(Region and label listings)
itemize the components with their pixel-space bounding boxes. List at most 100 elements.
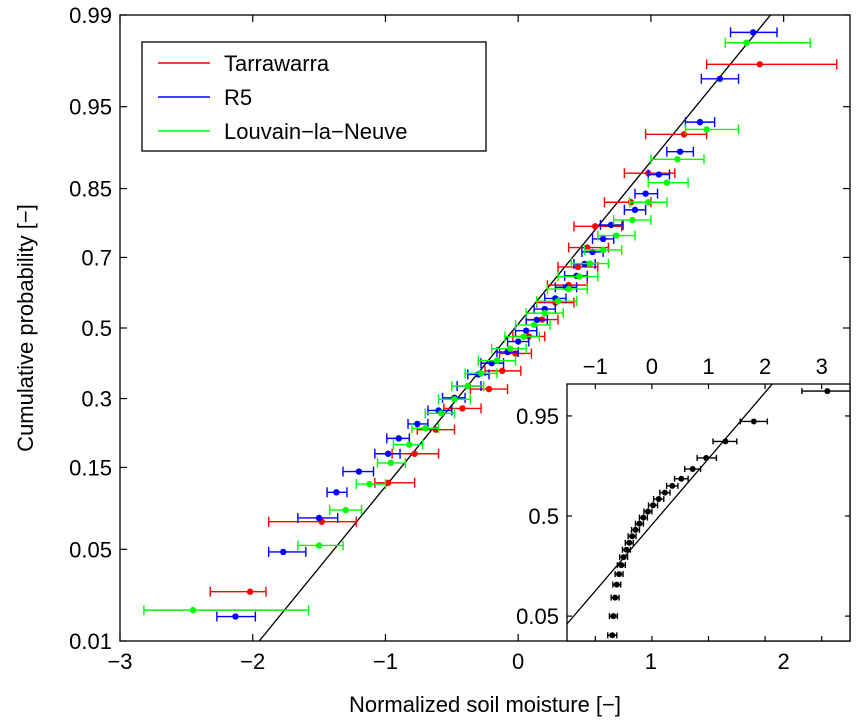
- main-louvain-la-neuve-point: [743, 39, 750, 46]
- inset-series-series-0: [607, 388, 850, 639]
- inset-series-0-point: [618, 562, 625, 569]
- main-tarrawarra-point: [499, 367, 506, 375]
- main-r5-point: [599, 235, 607, 243]
- main-louvain-la-neuve-point: [342, 506, 349, 514]
- main-y-axis-label: Cumulative probability [−]: [13, 204, 38, 452]
- main-louvain-la-neuve-point: [189, 606, 197, 614]
- inset-series-0-point: [661, 489, 668, 496]
- inset-series-0-point: [609, 632, 616, 639]
- main-y-tick-label: 0.3: [81, 387, 112, 412]
- main-y-tick-label: 0.99: [69, 3, 112, 28]
- main-tarrawarra-point: [459, 405, 466, 412]
- main-r5-point: [642, 190, 649, 197]
- main-louvain-la-neuve-point: [422, 425, 429, 432]
- main-x-tick-label: −3: [107, 649, 132, 674]
- legend-label-r5: R5: [224, 85, 252, 110]
- inset-series-0-point: [632, 526, 639, 533]
- inset-y-tick-label: 0.95: [516, 404, 559, 429]
- inset-series-0-point: [616, 571, 623, 578]
- legend-label-louvain-la-neuve: Louvain−la−Neuve: [224, 119, 407, 144]
- main-r5-point: [533, 316, 540, 324]
- inset-x-tick-label: −1: [583, 354, 608, 379]
- main-x-axis-label: Normalized soil moisture [−]: [349, 692, 621, 717]
- inset-chart: −1 0 1 2 3 0.05 0.5 0.95: [516, 354, 851, 642]
- main-x-tick-label: 1: [645, 649, 657, 674]
- inset-series-0-point: [722, 438, 729, 445]
- main-y-tick-label: 0.05: [69, 537, 112, 562]
- main-r5-point: [384, 450, 392, 457]
- main-louvain-la-neuve-point: [530, 321, 538, 329]
- inset-series-0-point: [669, 482, 676, 489]
- main-louvain-la-neuve-point: [554, 297, 562, 305]
- inset-series-0-point: [629, 533, 636, 540]
- main-y-tick-label: 0.01: [69, 629, 112, 654]
- inset-series-0-point: [703, 454, 710, 461]
- main-louvain-la-neuve-point: [438, 410, 445, 417]
- inset-series-0-point: [610, 613, 617, 620]
- main-series-louvain-la-neuve: [143, 37, 811, 616]
- main-tarrawarra-point: [584, 244, 591, 251]
- main-tarrawarra-point: [591, 223, 599, 230]
- inset-reference-line: [567, 384, 774, 625]
- main-r5-point: [333, 489, 340, 496]
- main-r5-point: [676, 148, 684, 155]
- main-y-tick-label: 0.85: [69, 177, 112, 202]
- main-louvain-la-neuve-point: [451, 396, 458, 403]
- main-louvain-la-neuve-point: [586, 260, 594, 267]
- inset-series-0-point: [678, 475, 685, 482]
- main-louvain-la-neuve-point: [387, 459, 394, 467]
- main-chart-marks: [143, 15, 838, 641]
- inset-x-tick-label: 0: [646, 354, 658, 379]
- main-r5-point: [315, 514, 323, 522]
- main-y-tick-label: 0.15: [69, 455, 112, 480]
- main-r5-point: [232, 613, 239, 620]
- main-louvain-la-neuve-point: [493, 357, 501, 364]
- main-louvain-la-neuve-point: [406, 441, 413, 448]
- main-louvain-la-neuve-point: [613, 232, 620, 239]
- main-chart: −3 −2 −1 0 1 2 0.01 0.05 0.15 0.3 0.5 0.7 0.85 0.95 0.…: [13, 3, 851, 717]
- inset-series-0-point: [620, 554, 627, 561]
- main-louvain-la-neuve-point: [464, 382, 471, 390]
- main-tarrawarra-point: [411, 450, 418, 457]
- inset-y-tick-label: 0.05: [516, 604, 559, 629]
- inset-series-0-point: [623, 546, 630, 553]
- main-r5-point: [716, 75, 724, 82]
- main-r5-point: [696, 118, 704, 126]
- main-louvain-la-neuve-point: [315, 542, 323, 549]
- main-r5-point: [280, 548, 287, 556]
- main-louvain-la-neuve-point: [576, 273, 583, 280]
- main-x-tick-label: −1: [373, 649, 398, 674]
- main-louvain-la-neuve-point: [541, 309, 548, 317]
- main-tarrawarra-point: [574, 263, 582, 271]
- main-clipped-marks: [143, 15, 838, 641]
- main-louvain-la-neuve-point: [703, 126, 710, 133]
- inset-series-0-point: [650, 502, 657, 509]
- inset-series-0-point: [689, 466, 696, 473]
- inset-background: [567, 384, 850, 641]
- main-louvain-la-neuve-point: [507, 345, 514, 352]
- main-louvain-la-neuve-point: [599, 246, 607, 254]
- inset-y-tick-label: 0.5: [528, 504, 559, 529]
- main-r5-point: [749, 29, 757, 36]
- main-louvain-la-neuve-point: [629, 216, 636, 224]
- main-y-tick-label: 0.7: [81, 245, 112, 270]
- main-louvain-la-neuve-point: [477, 370, 485, 377]
- main-tarrawarra-point: [680, 131, 688, 138]
- main-x-tick-label: 0: [512, 649, 524, 674]
- main-r5-point: [607, 221, 615, 229]
- inset-series-0-point: [626, 539, 633, 546]
- main-louvain-la-neuve-point: [674, 156, 681, 163]
- main-tarrawarra-point: [246, 588, 254, 595]
- main-y-tick-label: 0.95: [69, 95, 112, 120]
- main-axes: −3 −2 −1 0 1 2 0.01 0.05 0.15 0.3 0.5 0.7 0.85 0.95 0.…: [69, 3, 850, 674]
- main-x-tick-label: 2: [778, 649, 790, 674]
- main-tarrawarra-point: [756, 61, 763, 68]
- main-r5-point: [488, 359, 495, 367]
- main-r5-point: [355, 468, 363, 475]
- inset-series-0-point: [636, 520, 643, 527]
- main-r5-point: [395, 435, 402, 442]
- main-r5-point: [655, 171, 663, 178]
- inset-series-0-point: [644, 508, 651, 515]
- inset-chart-marks: [567, 384, 850, 639]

Directions for this task –
Write out every line of the material above without alteration, omitting the pictures.

Answer to the task –
itemize the components with their pixel-space bounding boxes. List at most 100 elements.
- main-louvain-la-neuve-point: [743, 39, 750, 46]
- inset-series-series-0: [607, 388, 850, 639]
- inset-series-0-point: [618, 562, 625, 569]
- main-tarrawarra-point: [499, 367, 506, 375]
- main-r5-point: [599, 235, 607, 243]
- main-louvain-la-neuve-point: [342, 506, 349, 514]
- main-y-axis-label: Cumulative probability [−]: [13, 204, 38, 452]
- main-louvain-la-neuve-point: [189, 606, 197, 614]
- inset-series-0-point: [661, 489, 668, 496]
- inset-series-0-point: [609, 632, 616, 639]
- main-y-tick-label: 0.3: [81, 387, 112, 412]
- main-y-tick-label: 0.99: [69, 3, 112, 28]
- main-tarrawarra-point: [459, 405, 466, 412]
- main-r5-point: [642, 190, 649, 197]
- main-louvain-la-neuve-point: [422, 425, 429, 432]
- main-x-tick-label: −3: [107, 649, 132, 674]
- legend-label-r5: R5: [224, 85, 252, 110]
- inset-series-0-point: [632, 526, 639, 533]
- inset-y-tick-label: 0.95: [516, 404, 559, 429]
- inset-series-0-point: [616, 571, 623, 578]
- legend-label-louvain-la-neuve: Louvain−la−Neuve: [224, 119, 407, 144]
- main-r5-point: [533, 316, 540, 324]
- inset-x-tick-label: −1: [583, 354, 608, 379]
- main-x-axis-label: Normalized soil moisture [−]: [349, 692, 621, 717]
- inset-chart: −1 0 1 2 3 0.05 0.5 0.95: [516, 354, 851, 642]
- main-x-tick-label: 1: [645, 649, 657, 674]
- inset-series-0-point: [722, 438, 729, 445]
- main-y-tick-label: 0.05: [69, 537, 112, 562]
- main-r5-point: [384, 450, 392, 457]
- main-louvain-la-neuve-point: [530, 321, 538, 329]
- inset-series-0-point: [669, 482, 676, 489]
- main-louvain-la-neuve-point: [554, 297, 562, 305]
- inset-series-0-point: [629, 533, 636, 540]
- main-y-tick-label: 0.01: [69, 629, 112, 654]
- inset-series-0-point: [703, 454, 710, 461]
- main-louvain-la-neuve-point: [438, 410, 445, 417]
- inset-series-0-point: [610, 613, 617, 620]
- main-series-louvain-la-neuve: [143, 37, 811, 616]
- main-tarrawarra-point: [584, 244, 591, 251]
- main-tarrawarra-point: [591, 223, 599, 230]
- inset-reference-line: [567, 384, 774, 625]
- main-r5-point: [333, 489, 340, 496]
- main-r5-point: [676, 148, 684, 155]
- main-y-tick-label: 0.85: [69, 177, 112, 202]
- main-louvain-la-neuve-point: [451, 396, 458, 403]
- main-louvain-la-neuve-point: [586, 260, 594, 267]
- inset-series-0-point: [678, 475, 685, 482]
- main-louvain-la-neuve-point: [387, 459, 394, 467]
- main-chart-marks: [143, 15, 838, 641]
- inset-x-tick-label: 0: [646, 354, 658, 379]
- main-r5-point: [315, 514, 323, 522]
- main-y-tick-label: 0.15: [69, 455, 112, 480]
- main-r5-point: [232, 613, 239, 620]
- main-louvain-la-neuve-point: [493, 357, 501, 364]
- main-louvain-la-neuve-point: [406, 441, 413, 448]
- main-louvain-la-neuve-point: [613, 232, 620, 239]
- main-chart: −3 −2 −1 0 1 2 0.01 0.05 0.15 0.3 0.5 0.7 0.85 0.95 0.…: [13, 3, 851, 717]
- inset-series-0-point: [620, 554, 627, 561]
- main-louvain-la-neuve-point: [464, 382, 471, 390]
- main-tarrawarra-point: [411, 450, 418, 457]
- inset-y-tick-label: 0.05: [516, 604, 559, 629]
- inset-series-0-point: [623, 546, 630, 553]
- main-r5-point: [716, 75, 724, 82]
- main-r5-point: [696, 118, 704, 126]
- main-louvain-la-neuve-point: [315, 542, 323, 549]
- main-r5-point: [280, 548, 287, 556]
- main-louvain-la-neuve-point: [576, 273, 583, 280]
- main-x-tick-label: −1: [373, 649, 398, 674]
- main-louvain-la-neuve-point: [541, 309, 548, 317]
- main-tarrawarra-point: [574, 263, 582, 271]
- main-clipped-marks: [143, 15, 838, 641]
- main-louvain-la-neuve-point: [703, 126, 710, 133]
- inset-series-0-point: [650, 502, 657, 509]
- inset-series-0-point: [689, 466, 696, 473]
- inset-background: [567, 384, 850, 641]
- main-louvain-la-neuve-point: [507, 345, 514, 352]
- main-louvain-la-neuve-point: [599, 246, 607, 254]
- inset-y-tick-label: 0.5: [528, 504, 559, 529]
- main-r5-point: [749, 29, 757, 36]
- main-louvain-la-neuve-point: [629, 216, 636, 224]
- main-y-tick-label: 0.7: [81, 245, 112, 270]
- main-louvain-la-neuve-point: [477, 370, 485, 377]
- main-tarrawarra-point: [680, 131, 688, 138]
- main-x-tick-label: 0: [512, 649, 524, 674]
- main-r5-point: [607, 221, 615, 229]
- inset-series-0-point: [626, 539, 633, 546]
- main-louvain-la-neuve-point: [674, 156, 681, 163]
- main-tarrawarra-point: [246, 588, 254, 595]
- main-y-tick-label: 0.95: [69, 95, 112, 120]
- main-axes: −3 −2 −1 0 1 2 0.01 0.05 0.15 0.3 0.5 0.7 0.85 0.95 0.…: [69, 3, 850, 674]
- main-x-tick-label: 2: [778, 649, 790, 674]
- main-tarrawarra-point: [756, 61, 763, 68]
- main-r5-point: [488, 359, 495, 367]
- main-r5-point: [355, 468, 363, 475]
- inset-series-0-point: [636, 520, 643, 527]
- main-r5-point: [395, 435, 402, 442]
- main-r5-point: [655, 171, 663, 178]
- inset-series-0-point: [644, 508, 651, 515]
- inset-chart-marks: [567, 384, 850, 639]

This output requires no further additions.